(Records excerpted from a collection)
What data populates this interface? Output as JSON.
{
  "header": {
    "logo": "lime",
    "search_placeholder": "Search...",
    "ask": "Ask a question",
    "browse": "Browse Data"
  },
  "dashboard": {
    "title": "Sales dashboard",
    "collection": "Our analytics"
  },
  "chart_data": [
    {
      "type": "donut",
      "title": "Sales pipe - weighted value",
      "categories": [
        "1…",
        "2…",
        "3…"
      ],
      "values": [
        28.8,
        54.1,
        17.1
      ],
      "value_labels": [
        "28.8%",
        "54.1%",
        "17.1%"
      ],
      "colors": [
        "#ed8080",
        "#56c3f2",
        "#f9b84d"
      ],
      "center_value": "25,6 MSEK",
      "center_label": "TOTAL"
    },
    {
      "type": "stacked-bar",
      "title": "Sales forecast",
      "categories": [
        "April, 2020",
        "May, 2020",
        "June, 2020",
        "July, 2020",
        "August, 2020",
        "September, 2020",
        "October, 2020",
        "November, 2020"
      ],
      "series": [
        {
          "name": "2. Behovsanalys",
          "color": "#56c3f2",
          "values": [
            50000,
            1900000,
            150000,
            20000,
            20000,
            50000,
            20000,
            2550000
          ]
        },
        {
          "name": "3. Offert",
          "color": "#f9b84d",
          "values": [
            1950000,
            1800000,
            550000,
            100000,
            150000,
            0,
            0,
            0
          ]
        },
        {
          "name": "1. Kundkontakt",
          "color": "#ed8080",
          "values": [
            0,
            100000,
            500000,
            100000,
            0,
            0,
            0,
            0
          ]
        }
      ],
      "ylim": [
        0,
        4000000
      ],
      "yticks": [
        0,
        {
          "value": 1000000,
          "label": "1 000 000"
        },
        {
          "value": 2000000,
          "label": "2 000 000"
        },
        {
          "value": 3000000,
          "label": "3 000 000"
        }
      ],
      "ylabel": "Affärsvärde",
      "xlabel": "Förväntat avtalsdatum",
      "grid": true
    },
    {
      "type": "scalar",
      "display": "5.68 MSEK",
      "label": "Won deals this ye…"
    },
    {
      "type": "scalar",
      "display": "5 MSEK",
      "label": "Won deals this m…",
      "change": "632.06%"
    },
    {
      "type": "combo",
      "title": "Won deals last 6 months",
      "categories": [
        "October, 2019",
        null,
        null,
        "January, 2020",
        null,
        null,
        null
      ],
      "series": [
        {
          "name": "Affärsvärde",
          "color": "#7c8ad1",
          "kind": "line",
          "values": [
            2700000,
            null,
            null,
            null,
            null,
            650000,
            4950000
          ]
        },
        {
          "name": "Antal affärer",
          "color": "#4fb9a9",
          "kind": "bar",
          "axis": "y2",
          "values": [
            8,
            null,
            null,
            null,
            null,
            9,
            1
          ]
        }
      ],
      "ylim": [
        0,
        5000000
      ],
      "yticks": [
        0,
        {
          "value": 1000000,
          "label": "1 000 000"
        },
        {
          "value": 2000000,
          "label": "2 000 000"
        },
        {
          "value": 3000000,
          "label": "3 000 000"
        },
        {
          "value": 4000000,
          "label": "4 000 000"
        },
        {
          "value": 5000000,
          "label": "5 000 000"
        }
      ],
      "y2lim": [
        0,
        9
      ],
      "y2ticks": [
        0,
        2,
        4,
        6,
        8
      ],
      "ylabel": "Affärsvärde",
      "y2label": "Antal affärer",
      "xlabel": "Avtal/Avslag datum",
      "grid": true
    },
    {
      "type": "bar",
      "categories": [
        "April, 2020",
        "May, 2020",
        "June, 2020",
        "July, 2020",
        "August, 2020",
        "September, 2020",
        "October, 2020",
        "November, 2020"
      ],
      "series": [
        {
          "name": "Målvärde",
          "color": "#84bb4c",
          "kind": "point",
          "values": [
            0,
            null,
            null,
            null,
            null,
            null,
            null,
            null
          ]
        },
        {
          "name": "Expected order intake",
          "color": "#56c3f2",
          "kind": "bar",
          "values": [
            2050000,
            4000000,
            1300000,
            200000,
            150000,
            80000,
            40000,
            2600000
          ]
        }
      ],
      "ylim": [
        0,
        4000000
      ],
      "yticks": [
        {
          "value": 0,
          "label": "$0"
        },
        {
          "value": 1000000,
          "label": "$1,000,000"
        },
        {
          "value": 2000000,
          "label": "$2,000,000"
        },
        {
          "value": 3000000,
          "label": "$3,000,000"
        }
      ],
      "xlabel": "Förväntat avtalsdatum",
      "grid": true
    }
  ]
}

### TASK REQUIREMENTS
Determine the number of lines in the entries above where the string "MSEK" appears. Answer with the number alone.

### FINAL RESULT
3